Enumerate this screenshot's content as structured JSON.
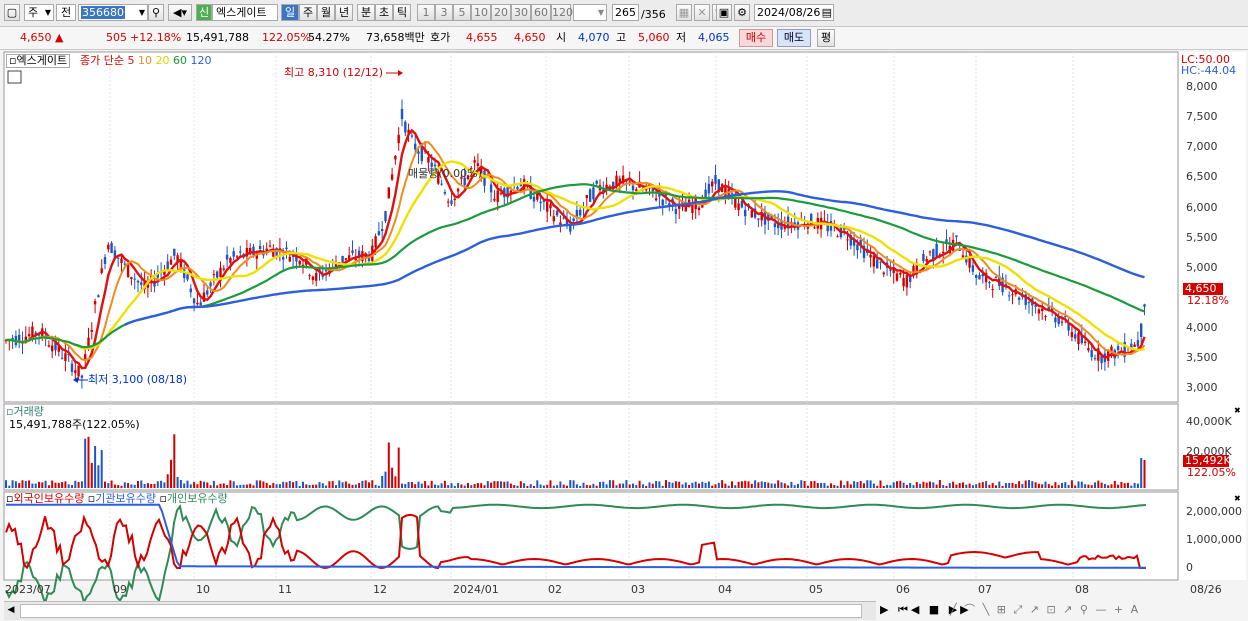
{
  "toolbar": {
    "market": "주",
    "type": "전",
    "code": "356680",
    "badge": "신",
    "name": "엑스게이트",
    "periods": [
      "일",
      "주",
      "월",
      "년",
      "분",
      "초",
      "틱"
    ],
    "selected_period": "일",
    "minutes": [
      "1",
      "3",
      "5",
      "10",
      "20",
      "30",
      "60",
      "120"
    ],
    "count": "265",
    "total": "/356",
    "date": "2024/08/26"
  },
  "quote": {
    "price": "4,650",
    "change": "505",
    "rate": "+12.18%",
    "volume": "15,491,788",
    "vol_ratio": "122.05%",
    "turnover": "54.27%",
    "amount": "73,658백만",
    "ask_label": "호가",
    "ask": "4,655",
    "bid": "4,650",
    "open_label": "시",
    "open": "4,070",
    "high_label": "고",
    "high": "5,060",
    "low_label": "저",
    "low": "4,065",
    "buy": "매수",
    "sell": "매도",
    "eval": "평"
  },
  "price_panel": {
    "stock": "엑스게이트",
    "ma_label": "종가 단순",
    "ma_periods": [
      "5",
      "10",
      "20",
      "60",
      "120"
    ],
    "ma_colors": [
      "#e01010",
      "#f08c1e",
      "#f0e000",
      "#1c9a3c",
      "#2d5fd8"
    ],
    "lc": "LC:50.00",
    "hc": "HC:-44.04",
    "high_note": "최고 8,310 (12/12)",
    "low_note": "최저 3,100 (08/18)",
    "mid_note": "매물량(0.00%)",
    "yticks": [
      "8,000",
      "7,500",
      "7,000",
      "6,500",
      "6,000",
      "5,500",
      "5,000",
      "4,500",
      "4,000",
      "3,500",
      "3,000"
    ],
    "last_price": "4,650",
    "last_rate": "12.18%"
  },
  "volume_panel": {
    "title": "거래량",
    "value": "15,491,788주(122.05%)",
    "yticks": [
      "40,000K",
      "20,000K"
    ],
    "last_value": "15,492K",
    "last_rate": "122.05%"
  },
  "holding_panel": {
    "series": [
      "외국인보유수량",
      "기관보유수량",
      "개인보유수량"
    ],
    "colors": [
      "#d40000",
      "#2d5fd8",
      "#2e8b57"
    ],
    "yticks": [
      "2,000,000",
      "1,000,000",
      "0"
    ]
  },
  "xaxis": [
    "2023/07",
    "09",
    "10",
    "11",
    "12",
    "2024/01",
    "02",
    "03",
    "04",
    "05",
    "06",
    "07",
    "08",
    "08/26"
  ]
}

--------------------------------

Task brief:
Extract every line of the data exactly; pictures stay out.

Written solution:
Enumerate this screenshot's content as structured JSON.
{
  "toolbar": {
    "market": "주",
    "type": "전",
    "code": "356680",
    "badge": "신",
    "name": "엑스게이트",
    "periods": [
      "일",
      "주",
      "월",
      "년",
      "분",
      "초",
      "틱"
    ],
    "selected_period": "일",
    "minutes": [
      "1",
      "3",
      "5",
      "10",
      "20",
      "30",
      "60",
      "120"
    ],
    "count": "265",
    "total": "/356",
    "date": "2024/08/26"
  },
  "quote": {
    "price": "4,650",
    "change": "505",
    "rate": "+12.18%",
    "volume": "15,491,788",
    "vol_ratio": "122.05%",
    "turnover": "54.27%",
    "amount": "73,658백만",
    "ask_label": "호가",
    "ask": "4,655",
    "bid": "4,650",
    "open_label": "시",
    "open": "4,070",
    "high_label": "고",
    "high": "5,060",
    "low_label": "저",
    "low": "4,065",
    "buy": "매수",
    "sell": "매도",
    "eval": "평"
  },
  "price_panel": {
    "stock": "엑스게이트",
    "ma_label": "종가 단순",
    "ma_periods": [
      "5",
      "10",
      "20",
      "60",
      "120"
    ],
    "ma_colors": [
      "#e01010",
      "#f08c1e",
      "#f0e000",
      "#1c9a3c",
      "#2d5fd8"
    ],
    "lc": "LC:50.00",
    "hc": "HC:-44.04",
    "high_note": "최고 8,310 (12/12)",
    "low_note": "최저 3,100 (08/18)",
    "mid_note": "매물량(0.00%)",
    "yticks": [
      "8,000",
      "7,500",
      "7,000",
      "6,500",
      "6,000",
      "5,500",
      "5,000",
      "4,500",
      "4,000",
      "3,500",
      "3,000"
    ],
    "last_price": "4,650",
    "last_rate": "12.18%"
  },
  "volume_panel": {
    "title": "거래량",
    "value": "15,491,788주(122.05%)",
    "yticks": [
      "40,000K",
      "20,000K"
    ],
    "last_value": "15,492K",
    "last_rate": "122.05%"
  },
  "holding_panel": {
    "series": [
      "외국인보유수량",
      "기관보유수량",
      "개인보유수량"
    ],
    "colors": [
      "#d40000",
      "#2d5fd8",
      "#2e8b57"
    ],
    "yticks": [
      "2,000,000",
      "1,000,000",
      "0"
    ]
  },
  "xaxis": [
    "2023/07",
    "09",
    "10",
    "11",
    "12",
    "2024/01",
    "02",
    "03",
    "04",
    "05",
    "06",
    "07",
    "08",
    "08/26"
  ]
}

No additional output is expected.